TO DO - Reproduce every entry below precisely. Pictures are excluded from the copy.

═══ SUPPLIED RECORDS ═══

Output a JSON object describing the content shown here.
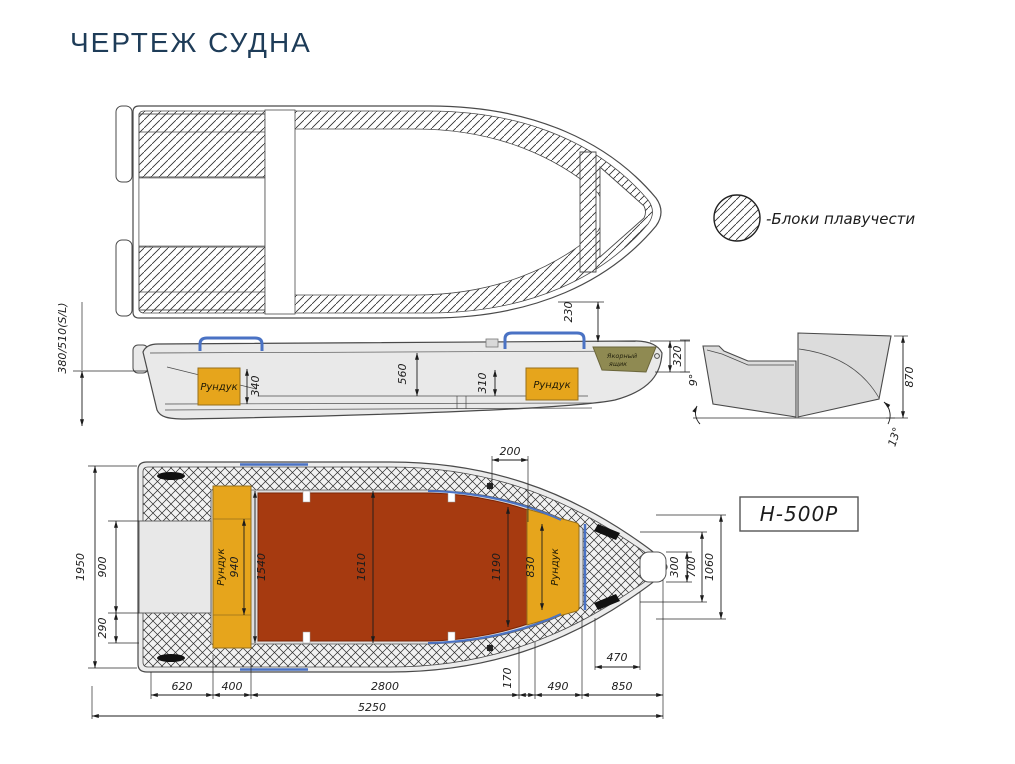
{
  "title": "ЧЕРТЕЖ СУДНА",
  "legend": {
    "label": "-Блоки плавучести"
  },
  "model": {
    "badge": "H-500P"
  },
  "colors": {
    "title_navy": "#1e3c58",
    "accent_blue": "#4a72c4",
    "floor_red": "#a63a10",
    "locker_orange": "#e6a51c",
    "anchor_olive": "#8f8a52",
    "hull_gray": "#ebebeb"
  },
  "side_view": {
    "labels": {
      "aft_locker": "Рундук",
      "fwd_locker": "Рундук",
      "anchor_line1": "Якорный",
      "anchor_line2": "ящик"
    },
    "dims": {
      "freeboard": "380/510(S/L)",
      "d230": "230",
      "d560": "560",
      "d310": "310",
      "d340": "340",
      "d320": "320"
    }
  },
  "section_view": {
    "dims": {
      "hull_height": "870",
      "deadrise_angle": "9°",
      "bow_angle": "13°"
    }
  },
  "plan_view": {
    "labels": {
      "aft_locker": "Рундук",
      "fwd_locker": "Рундук"
    },
    "dims": {
      "beam": "1950",
      "d900": "900",
      "d290": "290",
      "d940": "940",
      "d1540": "1540",
      "d1610": "1610",
      "d1190": "1190",
      "d830": "830",
      "d200": "200",
      "d300": "300",
      "d700": "700",
      "d1060": "1060",
      "d470": "470",
      "d170": "170",
      "d620": "620",
      "d400": "400",
      "d2800": "2800",
      "d490": "490",
      "d850": "850",
      "overall_length": "5250"
    }
  }
}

═══

CORRECT RESPONSE -
Output a JSON object describing the content shown here.
{
  "title": "ЧЕРТЕЖ СУДНА",
  "legend": {
    "label": "-Блоки плавучести"
  },
  "model": {
    "badge": "H-500P"
  },
  "colors": {
    "title_navy": "#1e3c58",
    "accent_blue": "#4a72c4",
    "floor_red": "#a63a10",
    "locker_orange": "#e6a51c",
    "anchor_olive": "#8f8a52",
    "hull_gray": "#ebebeb"
  },
  "side_view": {
    "labels": {
      "aft_locker": "Рундук",
      "fwd_locker": "Рундук",
      "anchor_line1": "Якорный",
      "anchor_line2": "ящик"
    },
    "dims": {
      "freeboard": "380/510(S/L)",
      "d230": "230",
      "d560": "560",
      "d310": "310",
      "d340": "340",
      "d320": "320"
    }
  },
  "section_view": {
    "dims": {
      "hull_height": "870",
      "deadrise_angle": "9°",
      "bow_angle": "13°"
    }
  },
  "plan_view": {
    "labels": {
      "aft_locker": "Рундук",
      "fwd_locker": "Рундук"
    },
    "dims": {
      "beam": "1950",
      "d900": "900",
      "d290": "290",
      "d940": "940",
      "d1540": "1540",
      "d1610": "1610",
      "d1190": "1190",
      "d830": "830",
      "d200": "200",
      "d300": "300",
      "d700": "700",
      "d1060": "1060",
      "d470": "470",
      "d170": "170",
      "d620": "620",
      "d400": "400",
      "d2800": "2800",
      "d490": "490",
      "d850": "850",
      "overall_length": "5250"
    }
  }
}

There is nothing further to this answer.